◆ Text extract ◆

+++++

This section of the Sarbanes-Oxley Act of 2002, commonly referred to as SOX 404, demands that auditors attest to, and report on, the effectiveness and assessment of the management of the company's internal control systems. This Act was passed due to the increasing number of accounting scandals. The overall reaction was found by measuring several particular effects and reactions. First the short-term stock market reaction was evaluated by measuring the effect of the announcement on Information Technology expenditure related to SOX 404.

This was followed by the evaluation of the cross-sectional variation in market reaction, as an internal control variable, in which the market reaction of a firm was related to the control deficiency under Section 404. This also included the investigation of the effect of severity of control deficiency on the market reaction. Firms that had control deficiency, significant deficiency, and material weakness at the time the firm announced SOX-related Information Technology investments were identified.

The third aspect also dealt with the cross-sectional variation in market reaction but as a company's risk where four proxies for a company's risk were derived which were the bid-ask spread, the number of analysts following the firm, the dispersion in analysts' earnings forecast, and the firm's beta. Lastly the same cross-sectional variation in market reaction was evaluated with regard to quality of financial reporting.

The Information Technology decisions of companies were put into serious focus by the SOX 404 compliance since it led many firms into implementing new Information Technology to improve their internal controls while others just upgraded their existing Information Technology. This meant that companies were moving from the basic spreadsheets and manual processes to software tools that would assist them in better management of the auditing process and correction of errors.

+++++

[Item position entries]
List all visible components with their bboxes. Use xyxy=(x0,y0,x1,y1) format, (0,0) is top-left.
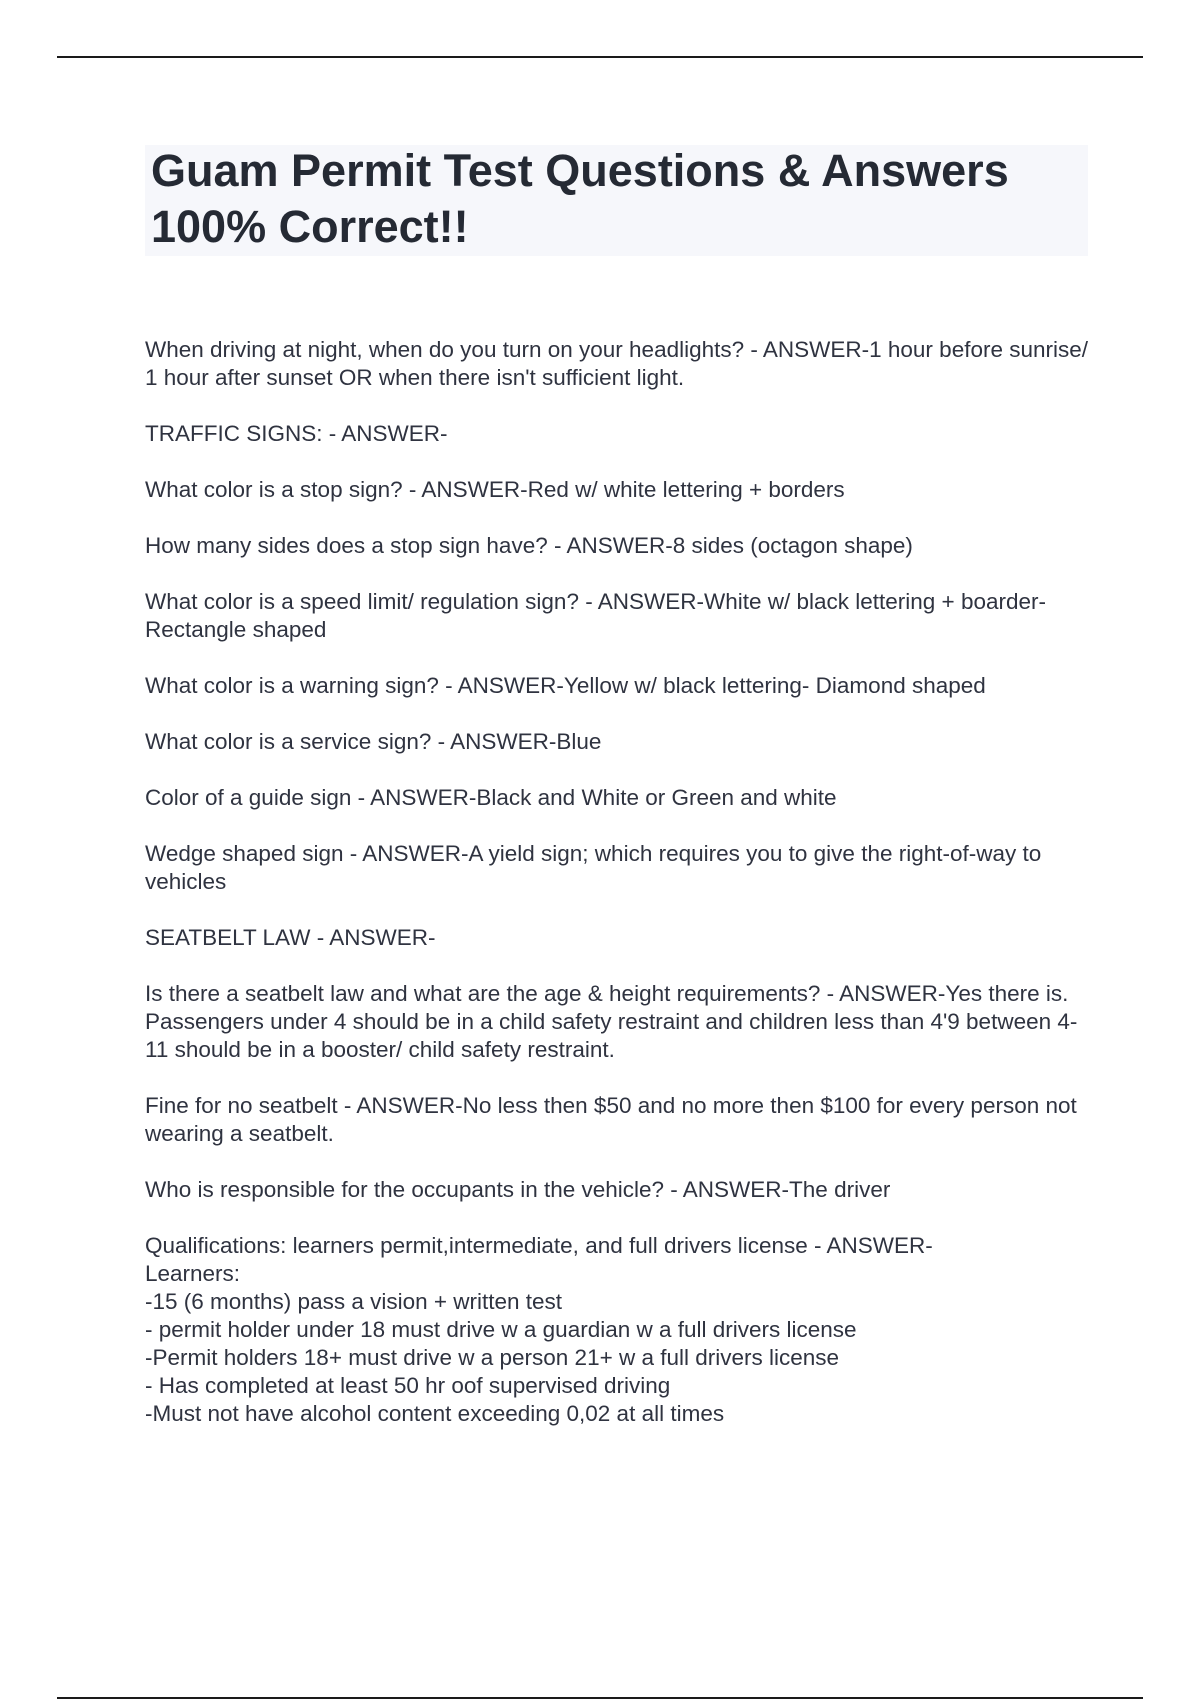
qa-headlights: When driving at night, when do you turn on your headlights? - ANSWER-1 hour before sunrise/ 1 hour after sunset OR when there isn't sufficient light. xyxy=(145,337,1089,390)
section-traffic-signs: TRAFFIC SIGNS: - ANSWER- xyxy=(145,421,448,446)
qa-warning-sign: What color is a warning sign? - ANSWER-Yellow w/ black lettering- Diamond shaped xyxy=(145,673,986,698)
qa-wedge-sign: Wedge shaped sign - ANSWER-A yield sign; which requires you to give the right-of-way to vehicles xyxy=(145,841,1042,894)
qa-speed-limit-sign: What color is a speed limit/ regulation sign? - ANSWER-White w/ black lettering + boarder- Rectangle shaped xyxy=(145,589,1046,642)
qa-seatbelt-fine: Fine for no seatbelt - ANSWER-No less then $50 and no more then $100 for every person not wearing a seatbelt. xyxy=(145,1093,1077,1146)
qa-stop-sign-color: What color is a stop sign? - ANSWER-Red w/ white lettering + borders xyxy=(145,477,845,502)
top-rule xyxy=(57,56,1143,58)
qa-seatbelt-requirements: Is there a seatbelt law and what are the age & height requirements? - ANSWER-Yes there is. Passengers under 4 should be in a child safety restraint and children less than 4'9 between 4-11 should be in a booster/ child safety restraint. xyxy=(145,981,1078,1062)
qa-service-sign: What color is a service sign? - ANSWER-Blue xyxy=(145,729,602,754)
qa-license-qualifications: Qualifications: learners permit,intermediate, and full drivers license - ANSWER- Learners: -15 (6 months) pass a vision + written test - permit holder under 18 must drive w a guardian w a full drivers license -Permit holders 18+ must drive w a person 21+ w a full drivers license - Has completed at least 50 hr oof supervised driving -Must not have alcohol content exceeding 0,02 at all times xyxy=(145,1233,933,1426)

+++++

◆ What is asked ◆
1. From the SOX 404 text, output everything from "The Information Technology" down to "correction of errors.", copied word for word.
2. Go on with the text on SOX 404 and Information Technology spending from the point where it stops.
The items are distinct material and have no connection to the SOX 404 text.

◆ Results of the tasks ◆
1.
The Information Technology decisions of companies were put into serious focus by the SOX 404 compliance since it led many firms into implementing new Information Technology to improve their internal controls while others just upgraded their existing Information Technology. This meant that companies were moving from the basic spreadsheets and manual processes to software tools that would assist them in better management of the auditing process and correction of errors.

2.
In order to undertake all these changes a lot of investment is required and the article addresses the issue of whether the benefits are more than the related investment. One of the major effects of SOX 404 has been causing a number of firms to remain or go private, additionally some foreign companies who were interested in listing in the U.S.A. have decided to stay offshore.

However, the general perception of investors on Information Technology investment is positive and they consider it to be value-enhancing thus the SOX 404-related Information Technology investment is also expected to create a similar positive investor perception. There is further indication that the more a company devotes resources towards the improvement and evaluation of SOX 404-related Information Technology controls, the more the companies begin to have confidence in their control structure this leads to more investor confidence with regard to the reliability of financial reporting to the market place.

This could be an indication that the benefits of SOX 404-related information technology investment are much more beneficial than the costs. Such investment could also be considered to be more beneficial since it achieves the overall goals of improving financial reporting, improving fraud detection and prevention, and providing investors with greater assurance with regard to the accuracy of financial reports. The overall finding of this research is that the response of the market to companies' SOX-related information technology investments is positive and favorable.

The position taken by Jory and others (2010) is that investment in information technology is beneficial to a company but on certain conditions which include strong internal control and the risk levels of the company. It is important that the study focused on how the position of the company can affect the benefits derived from investment in information technology, however, basing the success on the reaction of the stock market alone is a big set back as this leads to a number of assumptions.

There are many ways of measuring the business value of investment in information technology, as well, there are many factors that affect the success of such an investment. It is therefore appropriate that when the effects of investing in information technology are to be studied then a wider scope should be covered in order to bring all these factors on board.

There is no doubt that introduction or improvement of information technology has benefits can be considered to be right to the extent of the general view of the advantages of technology. There are benefits that are associated with information technology such as the ability of processing large amounts of information while at the same time presenting the information to the parties concerned in a clear and concise manner.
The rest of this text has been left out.